[Page records with their text]
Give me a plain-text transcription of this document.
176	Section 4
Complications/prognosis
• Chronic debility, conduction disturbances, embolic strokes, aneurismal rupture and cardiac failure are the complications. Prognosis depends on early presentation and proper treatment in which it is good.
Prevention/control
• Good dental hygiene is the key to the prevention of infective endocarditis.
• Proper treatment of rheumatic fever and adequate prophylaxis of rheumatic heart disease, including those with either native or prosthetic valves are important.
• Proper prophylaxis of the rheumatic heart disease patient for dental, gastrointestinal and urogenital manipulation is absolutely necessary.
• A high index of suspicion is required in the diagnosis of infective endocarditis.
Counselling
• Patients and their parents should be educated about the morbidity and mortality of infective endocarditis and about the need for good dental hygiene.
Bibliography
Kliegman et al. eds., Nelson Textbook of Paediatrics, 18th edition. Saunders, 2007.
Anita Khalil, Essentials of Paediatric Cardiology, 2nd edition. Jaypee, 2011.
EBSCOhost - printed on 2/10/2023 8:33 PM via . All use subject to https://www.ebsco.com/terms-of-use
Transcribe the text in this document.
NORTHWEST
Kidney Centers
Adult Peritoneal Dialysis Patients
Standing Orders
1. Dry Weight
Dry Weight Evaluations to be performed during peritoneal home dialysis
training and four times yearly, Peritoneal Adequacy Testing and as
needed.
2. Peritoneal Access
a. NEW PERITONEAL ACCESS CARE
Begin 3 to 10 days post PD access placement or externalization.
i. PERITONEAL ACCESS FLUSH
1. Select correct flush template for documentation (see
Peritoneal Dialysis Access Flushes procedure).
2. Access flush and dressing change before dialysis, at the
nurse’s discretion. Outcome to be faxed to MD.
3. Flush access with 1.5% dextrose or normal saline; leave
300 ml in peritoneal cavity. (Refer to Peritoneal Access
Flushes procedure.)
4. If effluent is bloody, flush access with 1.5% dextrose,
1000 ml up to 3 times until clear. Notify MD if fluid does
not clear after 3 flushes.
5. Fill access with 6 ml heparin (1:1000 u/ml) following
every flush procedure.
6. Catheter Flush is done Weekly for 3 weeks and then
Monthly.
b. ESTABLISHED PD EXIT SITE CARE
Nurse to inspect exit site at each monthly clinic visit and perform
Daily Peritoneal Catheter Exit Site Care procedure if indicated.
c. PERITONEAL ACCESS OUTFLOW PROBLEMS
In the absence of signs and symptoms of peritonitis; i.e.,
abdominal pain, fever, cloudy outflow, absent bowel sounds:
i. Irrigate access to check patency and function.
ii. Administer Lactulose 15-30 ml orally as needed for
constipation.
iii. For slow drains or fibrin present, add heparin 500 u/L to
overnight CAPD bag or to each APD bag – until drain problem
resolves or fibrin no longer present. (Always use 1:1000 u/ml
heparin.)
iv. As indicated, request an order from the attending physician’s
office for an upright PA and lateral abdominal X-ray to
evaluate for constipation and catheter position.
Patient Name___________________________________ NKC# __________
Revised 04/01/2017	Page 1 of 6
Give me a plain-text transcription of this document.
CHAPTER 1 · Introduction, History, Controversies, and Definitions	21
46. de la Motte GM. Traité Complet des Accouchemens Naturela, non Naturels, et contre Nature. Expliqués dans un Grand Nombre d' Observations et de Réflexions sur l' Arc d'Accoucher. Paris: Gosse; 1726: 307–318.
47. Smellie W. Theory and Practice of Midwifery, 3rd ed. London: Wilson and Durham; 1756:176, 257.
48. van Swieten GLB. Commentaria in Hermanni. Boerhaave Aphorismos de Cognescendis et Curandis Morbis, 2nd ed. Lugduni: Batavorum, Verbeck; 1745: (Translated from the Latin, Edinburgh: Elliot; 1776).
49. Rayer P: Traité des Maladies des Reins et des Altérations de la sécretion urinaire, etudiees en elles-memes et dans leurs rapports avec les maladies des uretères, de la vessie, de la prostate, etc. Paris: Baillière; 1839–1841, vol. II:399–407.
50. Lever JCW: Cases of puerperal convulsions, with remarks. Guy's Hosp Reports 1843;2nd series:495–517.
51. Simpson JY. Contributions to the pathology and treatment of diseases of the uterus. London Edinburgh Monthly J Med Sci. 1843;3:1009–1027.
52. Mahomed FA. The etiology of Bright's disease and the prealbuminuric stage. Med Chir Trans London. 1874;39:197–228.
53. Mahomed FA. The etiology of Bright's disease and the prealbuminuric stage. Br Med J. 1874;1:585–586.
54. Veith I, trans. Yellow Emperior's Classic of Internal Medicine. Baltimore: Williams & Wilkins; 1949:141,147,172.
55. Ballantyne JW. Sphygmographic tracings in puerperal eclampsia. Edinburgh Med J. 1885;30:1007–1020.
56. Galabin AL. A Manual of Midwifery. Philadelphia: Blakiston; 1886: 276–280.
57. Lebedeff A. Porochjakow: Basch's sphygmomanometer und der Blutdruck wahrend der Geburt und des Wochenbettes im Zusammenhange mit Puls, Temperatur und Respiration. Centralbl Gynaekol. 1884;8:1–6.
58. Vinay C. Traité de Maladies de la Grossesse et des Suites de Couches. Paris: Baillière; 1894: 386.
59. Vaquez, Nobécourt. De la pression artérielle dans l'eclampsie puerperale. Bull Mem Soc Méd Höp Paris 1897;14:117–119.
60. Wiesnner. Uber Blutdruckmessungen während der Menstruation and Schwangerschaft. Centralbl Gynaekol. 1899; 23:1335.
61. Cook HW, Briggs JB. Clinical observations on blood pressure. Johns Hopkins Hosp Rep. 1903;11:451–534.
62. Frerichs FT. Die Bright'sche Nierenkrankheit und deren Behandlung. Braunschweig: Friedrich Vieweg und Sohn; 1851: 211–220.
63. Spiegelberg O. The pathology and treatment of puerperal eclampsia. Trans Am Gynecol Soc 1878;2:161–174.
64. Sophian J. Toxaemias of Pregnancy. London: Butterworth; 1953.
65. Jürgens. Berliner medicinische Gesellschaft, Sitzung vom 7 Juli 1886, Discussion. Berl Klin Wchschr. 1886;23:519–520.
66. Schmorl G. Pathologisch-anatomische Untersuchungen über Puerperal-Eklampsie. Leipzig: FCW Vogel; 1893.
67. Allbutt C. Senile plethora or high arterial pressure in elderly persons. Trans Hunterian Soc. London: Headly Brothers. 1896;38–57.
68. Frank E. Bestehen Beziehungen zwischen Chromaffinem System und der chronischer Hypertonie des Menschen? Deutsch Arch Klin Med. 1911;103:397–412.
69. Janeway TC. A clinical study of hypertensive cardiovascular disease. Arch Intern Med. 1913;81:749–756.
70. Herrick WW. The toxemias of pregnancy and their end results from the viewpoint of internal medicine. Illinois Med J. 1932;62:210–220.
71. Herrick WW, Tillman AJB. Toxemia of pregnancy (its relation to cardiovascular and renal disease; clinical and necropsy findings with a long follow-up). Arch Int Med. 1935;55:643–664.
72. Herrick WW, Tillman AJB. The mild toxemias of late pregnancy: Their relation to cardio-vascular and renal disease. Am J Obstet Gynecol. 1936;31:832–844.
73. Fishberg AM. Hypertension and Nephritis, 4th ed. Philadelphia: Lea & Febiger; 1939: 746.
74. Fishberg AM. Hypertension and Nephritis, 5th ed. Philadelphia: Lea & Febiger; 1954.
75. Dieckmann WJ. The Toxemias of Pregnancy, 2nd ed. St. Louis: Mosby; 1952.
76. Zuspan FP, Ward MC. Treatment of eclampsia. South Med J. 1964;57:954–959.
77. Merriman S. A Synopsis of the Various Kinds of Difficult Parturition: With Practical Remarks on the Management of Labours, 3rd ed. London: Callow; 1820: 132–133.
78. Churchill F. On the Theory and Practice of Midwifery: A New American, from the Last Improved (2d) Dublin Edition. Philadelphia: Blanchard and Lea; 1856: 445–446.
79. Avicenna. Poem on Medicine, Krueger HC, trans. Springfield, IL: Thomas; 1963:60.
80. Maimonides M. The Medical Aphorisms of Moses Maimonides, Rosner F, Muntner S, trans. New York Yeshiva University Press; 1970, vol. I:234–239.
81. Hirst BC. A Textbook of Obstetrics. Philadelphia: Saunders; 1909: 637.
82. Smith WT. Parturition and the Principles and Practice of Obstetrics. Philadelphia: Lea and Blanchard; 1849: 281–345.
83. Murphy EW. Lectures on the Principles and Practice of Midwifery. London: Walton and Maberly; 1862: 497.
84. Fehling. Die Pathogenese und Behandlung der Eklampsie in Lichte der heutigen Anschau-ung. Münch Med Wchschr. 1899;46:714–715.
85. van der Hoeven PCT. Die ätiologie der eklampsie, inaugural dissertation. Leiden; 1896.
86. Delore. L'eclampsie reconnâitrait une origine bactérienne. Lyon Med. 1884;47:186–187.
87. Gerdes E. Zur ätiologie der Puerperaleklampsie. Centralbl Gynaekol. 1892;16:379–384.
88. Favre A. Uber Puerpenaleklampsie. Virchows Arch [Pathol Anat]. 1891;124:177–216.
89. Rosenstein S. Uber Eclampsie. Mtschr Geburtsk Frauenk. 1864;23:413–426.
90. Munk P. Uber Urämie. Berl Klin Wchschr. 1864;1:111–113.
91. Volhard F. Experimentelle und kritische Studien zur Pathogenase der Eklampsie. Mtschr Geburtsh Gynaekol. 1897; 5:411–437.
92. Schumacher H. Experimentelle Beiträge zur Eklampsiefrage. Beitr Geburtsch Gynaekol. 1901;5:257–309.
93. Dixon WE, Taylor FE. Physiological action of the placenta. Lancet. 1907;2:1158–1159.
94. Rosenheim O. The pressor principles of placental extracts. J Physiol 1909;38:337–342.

• [YOUR TASK]:
Copy each line of the records that contains the word "Mahomed".

• [THE COMPLETED TASK]:
52. Mahomed FA. The etiology of Bright's disease and the prealbuminuric stage. Med Chir Trans London. 1874;39:197–228.
53. Mahomed FA. The etiology of Bright's disease and the prealbuminuric stage. Br Med J. 1874;1:585–586.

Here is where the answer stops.